**Data entries for graphics:**
• • •

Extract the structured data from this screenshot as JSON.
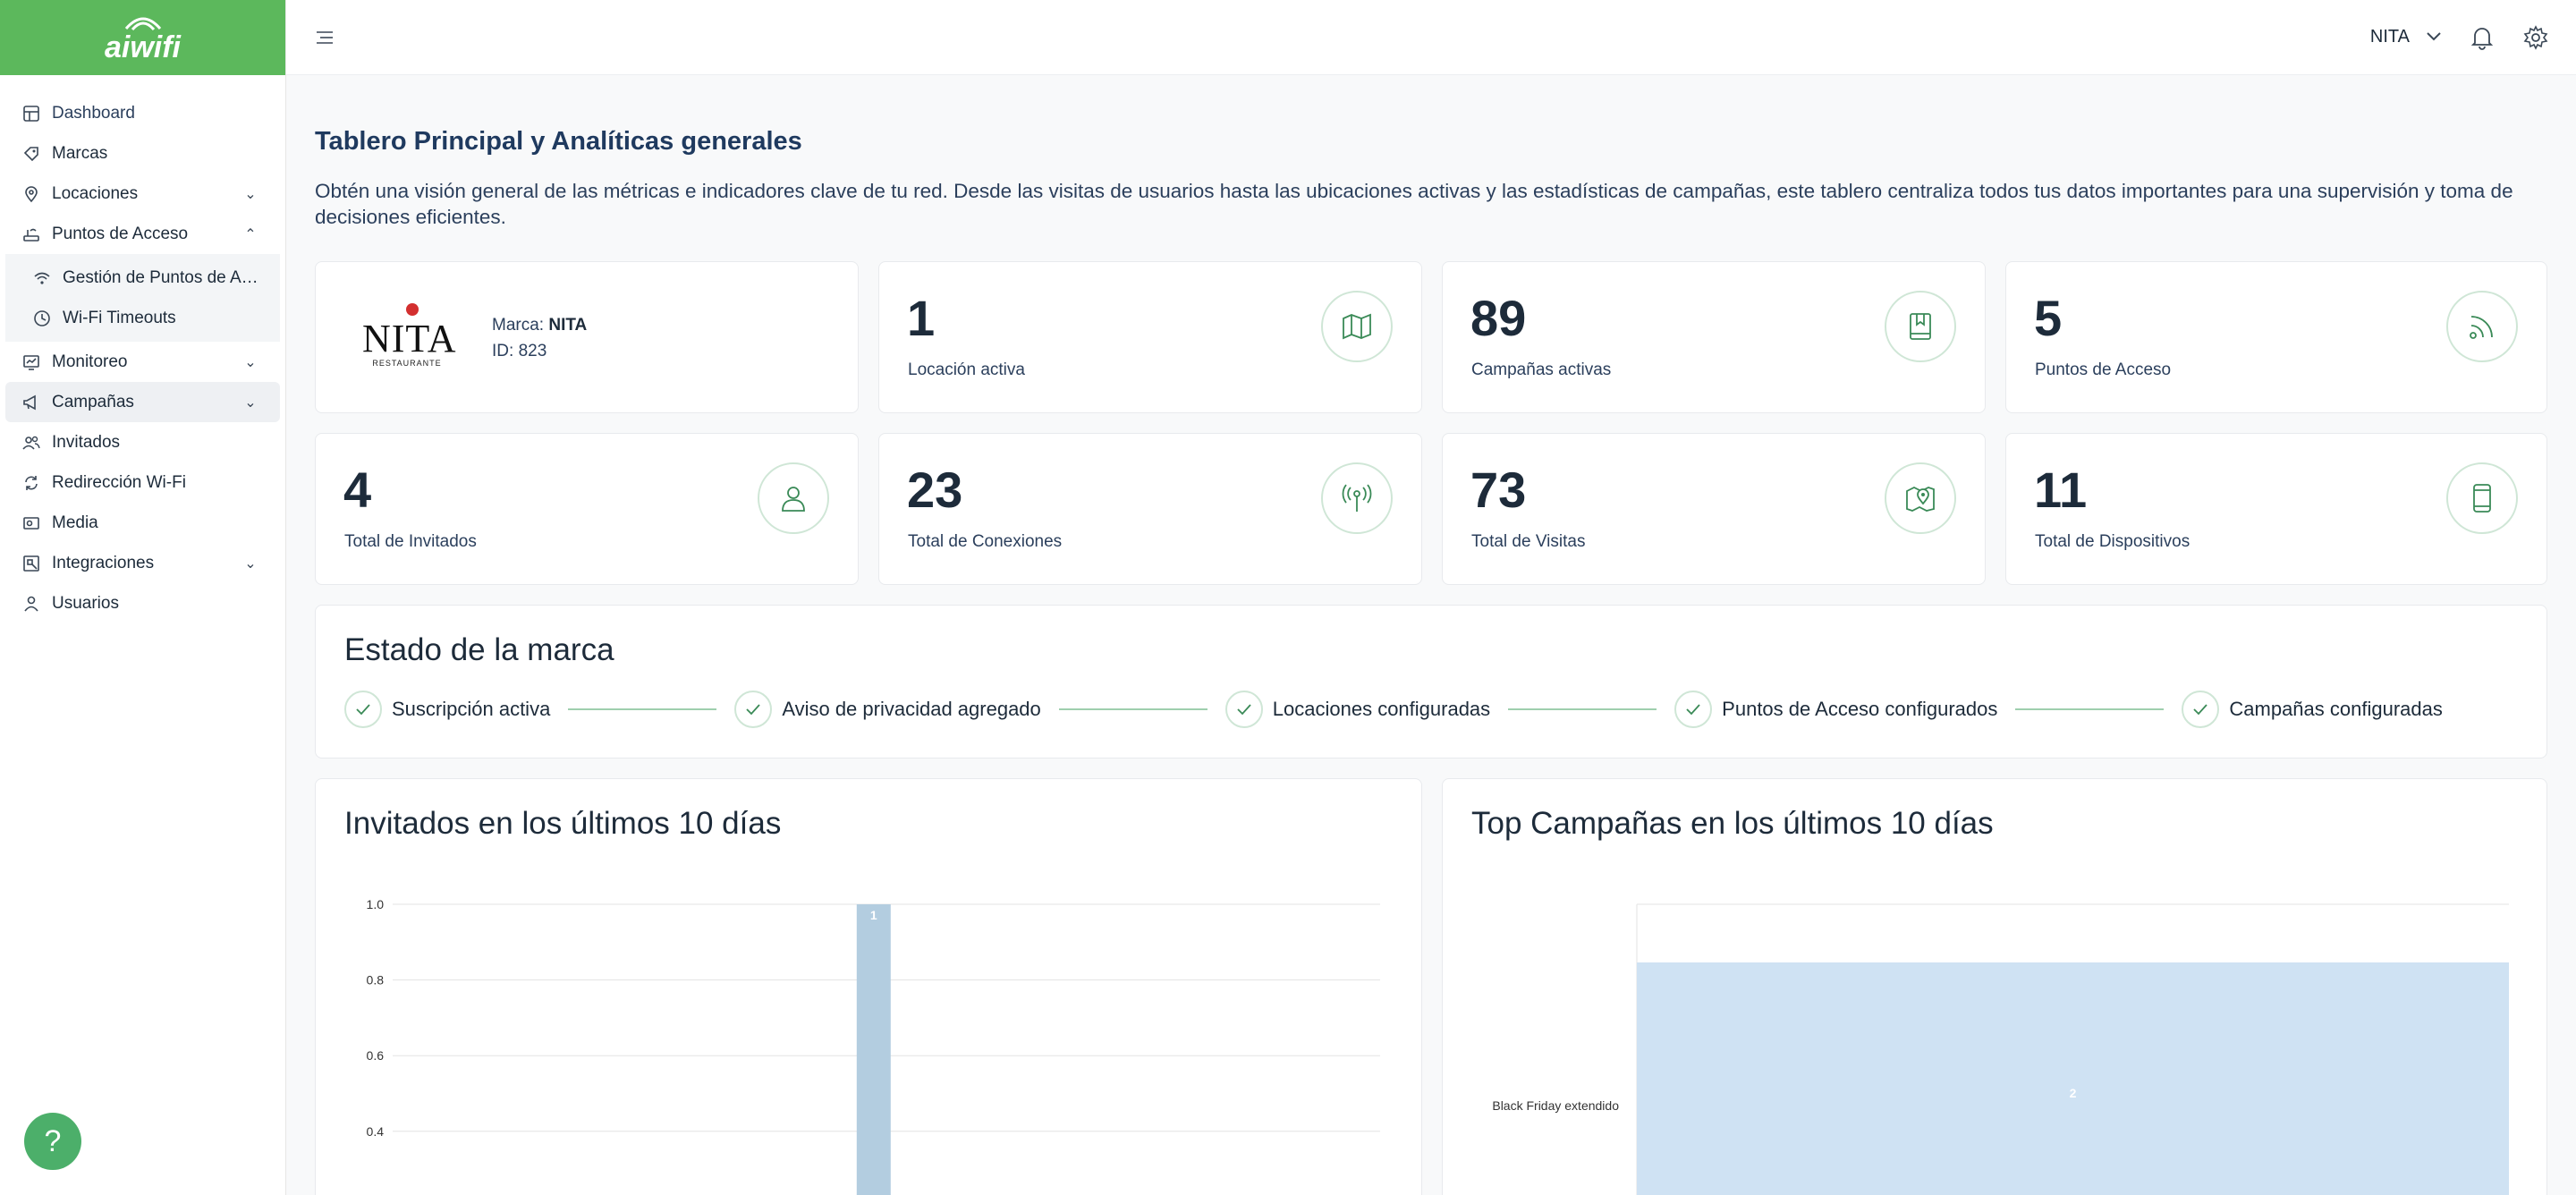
{
  "app": {
    "logo_text": "aiwifi"
  },
  "sidebar": {
    "items": [
      {
        "label": "Dashboard"
      },
      {
        "label": "Marcas"
      },
      {
        "label": "Locaciones"
      },
      {
        "label": "Puntos de Acceso"
      },
      {
        "label": "Gestión de Puntos de Acceso"
      },
      {
        "label": "Wi-Fi Timeouts"
      },
      {
        "label": "Monitoreo"
      },
      {
        "label": "Campañas"
      },
      {
        "label": "Invitados"
      },
      {
        "label": "Redirección Wi-Fi"
      },
      {
        "label": "Media"
      },
      {
        "label": "Integraciones"
      },
      {
        "label": "Usuarios"
      }
    ]
  },
  "topbar": {
    "user": "NITA"
  },
  "page": {
    "title": "Tablero Principal y Analíticas generales",
    "description": "Obtén una visión general de las métricas e indicadores clave de tu red. Desde las visitas de usuarios hasta las ubicaciones activas y las estadísticas de campañas, este tablero centraliza todos tus datos importantes para una supervisión y toma de decisiones eficientes."
  },
  "brand": {
    "logo_word": "NITA",
    "logo_sub": "RESTAURANTE",
    "marca_label": "Marca:",
    "marca_value": "NITA",
    "id_label": "ID:",
    "id_value": "823"
  },
  "stats": [
    {
      "value": "1",
      "label": "Locación activa",
      "icon": "map-icon"
    },
    {
      "value": "89",
      "label": "Campañas activas",
      "icon": "bookmark-book-icon"
    },
    {
      "value": "5",
      "label": "Puntos de Acceso",
      "icon": "rss-signal-icon"
    },
    {
      "value": "4",
      "label": "Total de Invitados",
      "icon": "user-icon"
    },
    {
      "value": "23",
      "label": "Total de Conexiones",
      "icon": "antenna-icon"
    },
    {
      "value": "73",
      "label": "Total de Visitas",
      "icon": "map-pin-icon"
    },
    {
      "value": "11",
      "label": "Total de Dispositivos",
      "icon": "phone-icon"
    }
  ],
  "brand_status": {
    "title": "Estado de la marca",
    "steps": [
      {
        "label": "Suscripción activa"
      },
      {
        "label": "Aviso de privacidad agregado"
      },
      {
        "label": "Locaciones configuradas"
      },
      {
        "label": "Puntos de Acceso configurados"
      },
      {
        "label": "Campañas configuradas"
      }
    ]
  },
  "colors": {
    "accent": "#5cb85c",
    "bar_guests": "#b3cde0",
    "bar_campaigns": "#cfe2f3"
  },
  "chart_data": [
    {
      "type": "bar",
      "title": "Invitados en los últimos 10 días",
      "y_ticks": [
        "1.0",
        "0.8",
        "0.6",
        "0.4"
      ],
      "ylim": [
        0,
        1
      ],
      "bar_index": 4,
      "categories_count": 10,
      "values": [
        0,
        0,
        0,
        0,
        1,
        0,
        0,
        0,
        0,
        0
      ],
      "data_labels": [
        "1"
      ],
      "grid": true
    },
    {
      "type": "bar",
      "orientation": "horizontal",
      "title": "Top Campañas en los últimos 10 días",
      "categories": [
        "Black Friday extendido"
      ],
      "values": [
        2
      ],
      "data_labels": [
        "2"
      ]
    }
  ]
}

• • •

**Stated problem:** Skip the pictures and transcribe the rest of the records exactly.

**Written answer:**
Extract the structured data from this screenshot as JSON.
{
  "app": {
    "logo_text": "aiwifi"
  },
  "sidebar": {
    "items": [
      {
        "label": "Dashboard"
      },
      {
        "label": "Marcas"
      },
      {
        "label": "Locaciones"
      },
      {
        "label": "Puntos de Acceso"
      },
      {
        "label": "Gestión de Puntos de Acceso"
      },
      {
        "label": "Wi-Fi Timeouts"
      },
      {
        "label": "Monitoreo"
      },
      {
        "label": "Campañas"
      },
      {
        "label": "Invitados"
      },
      {
        "label": "Redirección Wi-Fi"
      },
      {
        "label": "Media"
      },
      {
        "label": "Integraciones"
      },
      {
        "label": "Usuarios"
      }
    ]
  },
  "topbar": {
    "user": "NITA"
  },
  "page": {
    "title": "Tablero Principal y Analíticas generales",
    "description": "Obtén una visión general de las métricas e indicadores clave de tu red. Desde las visitas de usuarios hasta las ubicaciones activas y las estadísticas de campañas, este tablero centraliza todos tus datos importantes para una supervisión y toma de decisiones eficientes."
  },
  "brand": {
    "logo_word": "NITA",
    "logo_sub": "RESTAURANTE",
    "marca_label": "Marca:",
    "marca_value": "NITA",
    "id_label": "ID:",
    "id_value": "823"
  },
  "stats": [
    {
      "value": "1",
      "label": "Locación activa",
      "icon": "map-icon"
    },
    {
      "value": "89",
      "label": "Campañas activas",
      "icon": "bookmark-book-icon"
    },
    {
      "value": "5",
      "label": "Puntos de Acceso",
      "icon": "rss-signal-icon"
    },
    {
      "value": "4",
      "label": "Total de Invitados",
      "icon": "user-icon"
    },
    {
      "value": "23",
      "label": "Total de Conexiones",
      "icon": "antenna-icon"
    },
    {
      "value": "73",
      "label": "Total de Visitas",
      "icon": "map-pin-icon"
    },
    {
      "value": "11",
      "label": "Total de Dispositivos",
      "icon": "phone-icon"
    }
  ],
  "brand_status": {
    "title": "Estado de la marca",
    "steps": [
      {
        "label": "Suscripción activa"
      },
      {
        "label": "Aviso de privacidad agregado"
      },
      {
        "label": "Locaciones configuradas"
      },
      {
        "label": "Puntos de Acceso configurados"
      },
      {
        "label": "Campañas configuradas"
      }
    ]
  },
  "colors": {
    "accent": "#5cb85c",
    "bar_guests": "#b3cde0",
    "bar_campaigns": "#cfe2f3"
  },
  "chart_data": [
    {
      "type": "bar",
      "title": "Invitados en los últimos 10 días",
      "y_ticks": [
        "1.0",
        "0.8",
        "0.6",
        "0.4"
      ],
      "ylim": [
        0,
        1
      ],
      "bar_index": 4,
      "categories_count": 10,
      "values": [
        0,
        0,
        0,
        0,
        1,
        0,
        0,
        0,
        0,
        0
      ],
      "data_labels": [
        "1"
      ],
      "grid": true
    },
    {
      "type": "bar",
      "orientation": "horizontal",
      "title": "Top Campañas en los últimos 10 días",
      "categories": [
        "Black Friday extendido"
      ],
      "values": [
        2
      ],
      "data_labels": [
        "2"
      ]
    }
  ]
}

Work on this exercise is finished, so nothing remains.